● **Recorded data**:
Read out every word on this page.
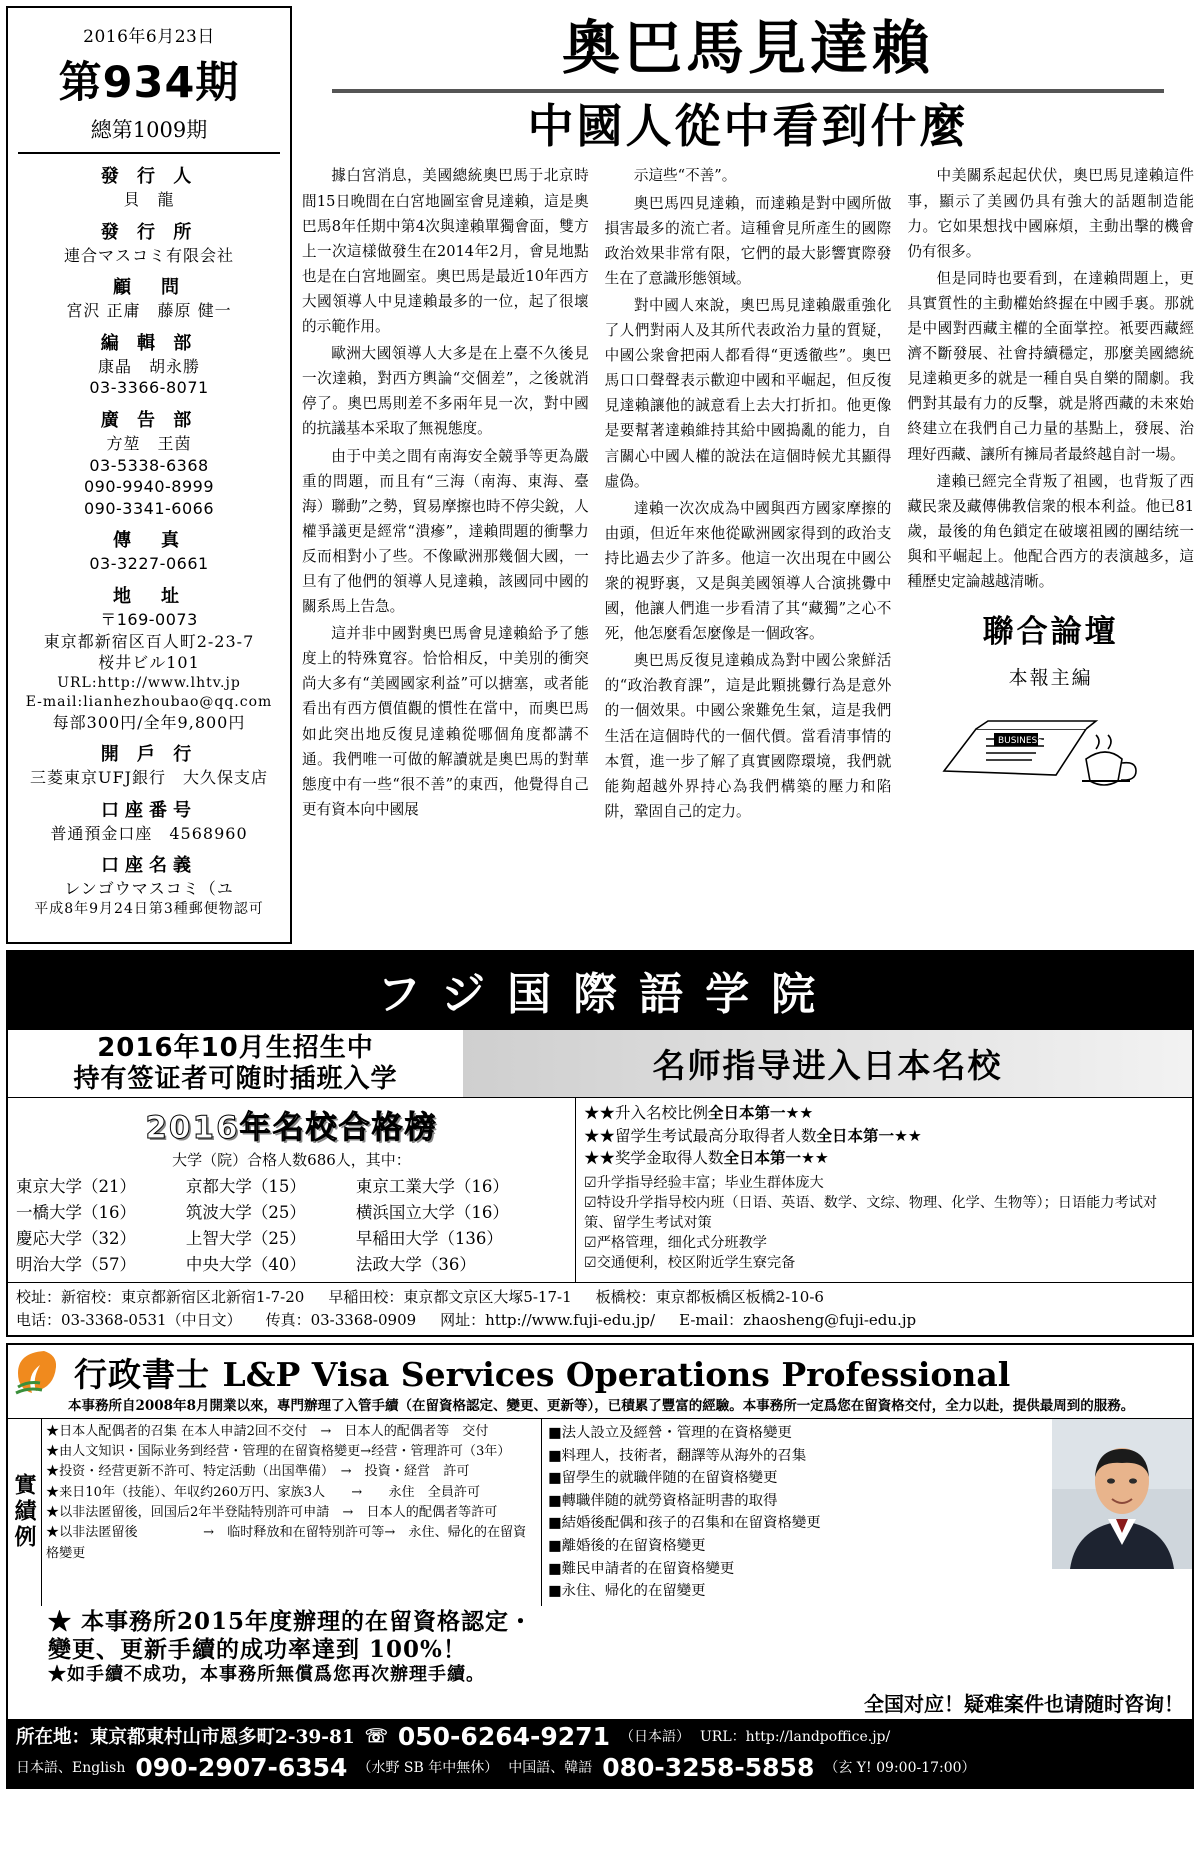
2016年6月23日
第934期
總第1009期
發 行 人
貝　龍
發 行 所
連合マスコミ有限会社
顧　問
宮沢 正庸　藤原 健一
編 輯 部
康晶　胡永勝
03-3366-8071
廣 告 部
方堃　王茵
03-5338-6368
090-9940-8999
090-3341-6066
傳　真
03-3227-0661
地　址
〒169-0073
東京都新宿区百人町2-23-7
桜井ビル101
URL:http://www.lhtv.jp
E-mail:lianhezhoubao@qq.com
每部300円/全年9,800円
開 戶 行
三菱東京UFJ銀行　大久保支店
口座番号
普通預金口座　4568960
口座名義
レンゴウマスコミ（ユ
平成8年9月24日第3種郵便物認可
奧巴馬見達賴
中國人從中看到什麼

據白宮消息，美國總統奧巴馬于北京時間15日晚間在白宮地圖室會見達賴，這是奧巴馬8年任期中第4次與達賴單獨會面，雙方上一次這樣做發生在2014年2月，會見地點也是在白宮地圖室。奧巴馬是最近10年西方大國領導人中見達賴最多的一位，起了很壞的示範作用。

歐洲大國領導人大多是在上臺不久後見一次達賴，對西方輿論“交個差”，之後就消停了。奧巴馬則差不多兩年見一次，對中國的抗議基本采取了無視態度。

由于中美之間有南海安全競爭等更為嚴重的問題，而且有“三海（南海、東海、臺海）聯動”之勢，貿易摩擦也時不停尖銳，人權爭議更是經常“潰瘮”，達賴問題的衝擊力反而相對小了些。不像歐洲那幾個大國，一旦有了他們的領導人見達賴，該國同中國的關系馬上告急。

這并非中國對奧巴馬會見達賴給予了態度上的特殊寬容。恰恰相反，中美別的衝突尚大多有“美國國家利益”可以搪塞，或者能看出有西方價值觀的慣性在當中，而奧巴馬如此突出地反復見達賴從哪個角度都講不通。我們唯一可做的解讀就是奧巴馬的對華態度中有一些“很不善”的東西，他覺得自己更有資本向中國展

示這些“不善”。

奧巴馬四見達賴，而達賴是對中國所做損害最多的流亡者。這種會見所產生的國際政治效果非常有限，它們的最大影響實際發生在了意識形態領域。

對中國人來說，奧巴馬見達賴嚴重強化了人們對兩人及其所代表政治力量的質疑，中國公衆會把兩人都看得“更透徹些”。奧巴馬口口聲聲表示歡迎中國和平崛起，但反復見達賴讓他的誠意看上去大打折扣。他更像是要幫著達賴維持其給中國搗亂的能力，自言關心中國人權的說法在這個時候尤其顯得虛偽。

達賴一次次成為中國與西方國家摩擦的由頭，但近年來他從歐洲國家得到的政治支持比過去少了許多。他這一次出現在中國公衆的視野裏，又是與美國領導人合演挑釁中國，他讓人們進一步看清了其“藏獨”之心不死，他怎麼看怎麼像是一個政客。

奧巴馬反復見達賴成為對中國公衆鮮活的“政治教育課”，這是此顆挑釁行為是意外的一個效果。中國公衆難免生氣，這是我們生活在這個時代的一個代價。當看清事情的本質，進一步了解了真實國際環境，我們就能夠超越外界持心為我們構築的壓力和陷阱，鞏固自己的定力。

中美關系起起伏伏，奧巴馬見達賴這件事，顯示了美國仍具有強大的話題制造能力。它如果想找中國麻煩，主動出擊的機會仍有很多。

但是同時也要看到，在達賴問題上，更具實質性的主動權始終握在中國手裏。那就是中國對西藏主權的全面掌控。衹要西藏經濟不斷發展、社會持續穩定，那麼美國總統見達賴更多的就是一種自吳自樂的鬧劇。我們對其最有力的反擊，就是將西藏的未來始終建立在我們自己力量的基點上，發展、治理好西藏、讓所有擁局者最終越自討一場。

達賴已經完全背叛了祖國，也背叛了西藏民衆及藏傳佛教信衆的根本利益。他已81歲，最後的角色鎖定在破壞祖國的團结统一與和平崛起上。他配合西方的表演越多，這種歷史定論越越清晰。

聯合論壇
本報主編
BUSINESS
フジ国際語学院
2016年10月生招生中
持有签证者可随时插班入学	名师指导进入日本名校
2016年名校合格榜
大学（院）合格人数686人，其中：
東京大学（21）	京都大学（15）	東京工業大学（16）
一橋大学（16）	筑波大学（25）	横浜国立大学（16）
慶応大学（32）	上智大学（25）	早稲田大学（136）
明治大学（57）	中央大学（40）	法政大学（36）
★★升入名校比例全日本第一★★
★★留学生考试最高分取得者人数全日本第一★★
★★奖学金取得人数全日本第一★★
☑升学指导经验丰富；毕业生群体庞大
☑特设升学指导校内班（日语、英语、数学、文综、物理、化学、生物等）；日语能力考试对策、留学生考试对策
☑严格管理，细化式分班教学
☑交通便利，校区附近学生寮完备
校址：新宿校：東京都新宿区北新宿1-7-20 早稲田校：東京都文京区大塚5-17-1 板橋校：東京都板橋区板橋2-10-6
电话：03-3368-0531（中日文） 传真：03-3368-0909 网址：http://www.fuji-edu.jp/ E-mail：zhaosheng@fuji-edu.jp
行政書士 L&P Visa Services Operations Professional
本事務所自2008年8月開業以來，專門辦理了入管手續（在留資格認定、變更、更新等），已積累了豐富的經驗。本事務所一定爲您在留資格交付，全力以赴，提供最周到的服務。
實績例
★日本人配偶者的召集 在本人申請2回不交付　→　日本人的配偶者等　交付
★由人文知识・国际业务到经营・管理的在留資格變更→经营・管理許可（3年）
★投资・经营更新不許可、特定活動（出国準備）　→　投資・経営　許可
★来日10年（技能）、年収约260万円、家族3人　　→　　永住　全員許可
★以非法匿留後，回国后2年半登陆特別許可申請　→　日本人的配偶者等許可
★以非法匿留後　　　　　→　临时释放和在留特别許可等→　永住、帰化的在留資格變更
■法人設立及經營・管理的在資格變更
■料理人，技術者，翻譯等从海外的召集
■留學生的就職伴随的在留資格變更
■轉職伴随的就勞資格証明書的取得
■結婚後配偶和孩子的召集和在留資格變更
■離婚後的在留資格變更
■難民申請者的在留資格變更
■永住、帰化的在留變更
★ 本事務所2015年度辦理的在留資格認定・
變更、更新手續的成功率達到 100%！
★如手續不成功，本事務所無償爲您再次辦理手續。
全国对应！疑难案件也请随时咨询！
所在地：東京都東村山市恩多町2-39-81 ☏ 050-6264-9271 （日本語） URL：http://landpoffice.jp/
日本語、English 090-2907-6354 （水野 SB 年中無休） 中国語、韓語 080-3258-5858 （玄 Y! 09:00-17:00）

● **EXERCISE AIM**:
Reproduce each line holding the word "以非法匿留後".

● **RESPONSE TO THIS TASK**:
★以非法匿留後，回国后2年半登陆特別許可申請　→　日本人的配偶者等許可
★以非法匿留後　　　　　→　临时释放和在留特别許可等→　永住、帰化的在留資格變更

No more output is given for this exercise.